#### Given records
- - - -

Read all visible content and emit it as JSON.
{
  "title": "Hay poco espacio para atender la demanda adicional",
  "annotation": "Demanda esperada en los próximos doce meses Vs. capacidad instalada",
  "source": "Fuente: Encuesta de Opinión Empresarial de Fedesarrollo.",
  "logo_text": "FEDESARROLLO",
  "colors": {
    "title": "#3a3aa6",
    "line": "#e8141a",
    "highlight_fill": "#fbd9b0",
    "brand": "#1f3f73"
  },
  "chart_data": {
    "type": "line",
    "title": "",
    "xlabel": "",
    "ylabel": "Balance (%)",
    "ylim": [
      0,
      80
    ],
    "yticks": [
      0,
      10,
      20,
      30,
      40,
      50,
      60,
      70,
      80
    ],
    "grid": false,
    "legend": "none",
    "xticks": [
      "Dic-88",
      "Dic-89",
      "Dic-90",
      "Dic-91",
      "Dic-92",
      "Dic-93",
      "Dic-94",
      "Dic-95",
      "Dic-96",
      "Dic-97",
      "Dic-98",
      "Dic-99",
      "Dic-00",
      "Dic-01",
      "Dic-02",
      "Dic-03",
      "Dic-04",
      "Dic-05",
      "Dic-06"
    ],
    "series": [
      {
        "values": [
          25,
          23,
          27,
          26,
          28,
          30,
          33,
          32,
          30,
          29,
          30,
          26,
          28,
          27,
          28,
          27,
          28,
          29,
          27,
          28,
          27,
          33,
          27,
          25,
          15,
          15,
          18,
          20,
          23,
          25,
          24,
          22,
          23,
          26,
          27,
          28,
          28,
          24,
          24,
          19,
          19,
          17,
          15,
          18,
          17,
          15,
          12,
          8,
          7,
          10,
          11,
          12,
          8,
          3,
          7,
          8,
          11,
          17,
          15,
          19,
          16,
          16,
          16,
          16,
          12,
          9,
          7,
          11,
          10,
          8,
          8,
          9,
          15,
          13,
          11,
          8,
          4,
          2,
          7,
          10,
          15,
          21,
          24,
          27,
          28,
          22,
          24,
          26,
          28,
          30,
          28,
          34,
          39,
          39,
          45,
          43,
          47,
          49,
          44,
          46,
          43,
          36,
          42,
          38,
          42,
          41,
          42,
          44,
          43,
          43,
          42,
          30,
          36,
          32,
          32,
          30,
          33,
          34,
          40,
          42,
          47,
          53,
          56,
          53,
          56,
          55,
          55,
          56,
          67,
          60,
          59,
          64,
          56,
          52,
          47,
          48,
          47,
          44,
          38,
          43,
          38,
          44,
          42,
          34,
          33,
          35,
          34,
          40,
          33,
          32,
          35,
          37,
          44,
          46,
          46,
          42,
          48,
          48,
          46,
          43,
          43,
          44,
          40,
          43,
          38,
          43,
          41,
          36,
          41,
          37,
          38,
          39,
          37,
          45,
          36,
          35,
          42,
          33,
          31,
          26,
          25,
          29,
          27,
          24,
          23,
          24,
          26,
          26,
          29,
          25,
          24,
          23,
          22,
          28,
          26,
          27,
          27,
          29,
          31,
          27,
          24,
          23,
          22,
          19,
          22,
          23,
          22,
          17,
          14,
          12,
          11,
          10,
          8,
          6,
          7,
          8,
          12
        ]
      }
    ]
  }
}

- - - -

#### Work to do
Print out every entry, keeping each one exact.

#### Expected output
Read all visible content and emit it as JSON.
{
  "title": "Hay poco espacio para atender la demanda adicional",
  "annotation": "Demanda esperada en los próximos doce meses Vs. capacidad instalada",
  "source": "Fuente: Encuesta de Opinión Empresarial de Fedesarrollo.",
  "logo_text": "FEDESARROLLO",
  "colors": {
    "title": "#3a3aa6",
    "line": "#e8141a",
    "highlight_fill": "#fbd9b0",
    "brand": "#1f3f73"
  },
  "chart_data": {
    "type": "line",
    "title": "",
    "xlabel": "",
    "ylabel": "Balance (%)",
    "ylim": [
      0,
      80
    ],
    "yticks": [
      0,
      10,
      20,
      30,
      40,
      50,
      60,
      70,
      80
    ],
    "grid": false,
    "legend": "none",
    "xticks": [
      "Dic-88",
      "Dic-89",
      "Dic-90",
      "Dic-91",
      "Dic-92",
      "Dic-93",
      "Dic-94",
      "Dic-95",
      "Dic-96",
      "Dic-97",
      "Dic-98",
      "Dic-99",
      "Dic-00",
      "Dic-01",
      "Dic-02",
      "Dic-03",
      "Dic-04",
      "Dic-05",
      "Dic-06"
    ],
    "series": [
      {
        "values": [
          25,
          23,
          27,
          26,
          28,
          30,
          33,
          32,
          30,
          29,
          30,
          26,
          28,
          27,
          28,
          27,
          28,
          29,
          27,
          28,
          27,
          33,
          27,
          25,
          15,
          15,
          18,
          20,
          23,
          25,
          24,
          22,
          23,
          26,
          27,
          28,
          28,
          24,
          24,
          19,
          19,
          17,
          15,
          18,
          17,
          15,
          12,
          8,
          7,
          10,
          11,
          12,
          8,
          3,
          7,
          8,
          11,
          17,
          15,
          19,
          16,
          16,
          16,
          16,
          12,
          9,
          7,
          11,
          10,
          8,
          8,
          9,
          15,
          13,
          11,
          8,
          4,
          2,
          7,
          10,
          15,
          21,
          24,
          27,
          28,
          22,
          24,
          26,
          28,
          30,
          28,
          34,
          39,
          39,
          45,
          43,
          47,
          49,
          44,
          46,
          43,
          36,
          42,
          38,
          42,
          41,
          42,
          44,
          43,
          43,
          42,
          30,
          36,
          32,
          32,
          30,
          33,
          34,
          40,
          42,
          47,
          53,
          56,
          53,
          56,
          55,
          55,
          56,
          67,
          60,
          59,
          64,
          56,
          52,
          47,
          48,
          47,
          44,
          38,
          43,
          38,
          44,
          42,
          34,
          33,
          35,
          34,
          40,
          33,
          32,
          35,
          37,
          44,
          46,
          46,
          42,
          48,
          48,
          46,
          43,
          43,
          44,
          40,
          43,
          38,
          43,
          41,
          36,
          41,
          37,
          38,
          39,
          37,
          45,
          36,
          35,
          42,
          33,
          31,
          26,
          25,
          29,
          27,
          24,
          23,
          24,
          26,
          26,
          29,
          25,
          24,
          23,
          22,
          28,
          26,
          27,
          27,
          29,
          31,
          27,
          24,
          23,
          22,
          19,
          22,
          23,
          22,
          17,
          14,
          12,
          11,
          10,
          8,
          6,
          7,
          8,
          12
        ]
      }
    ]
  }
}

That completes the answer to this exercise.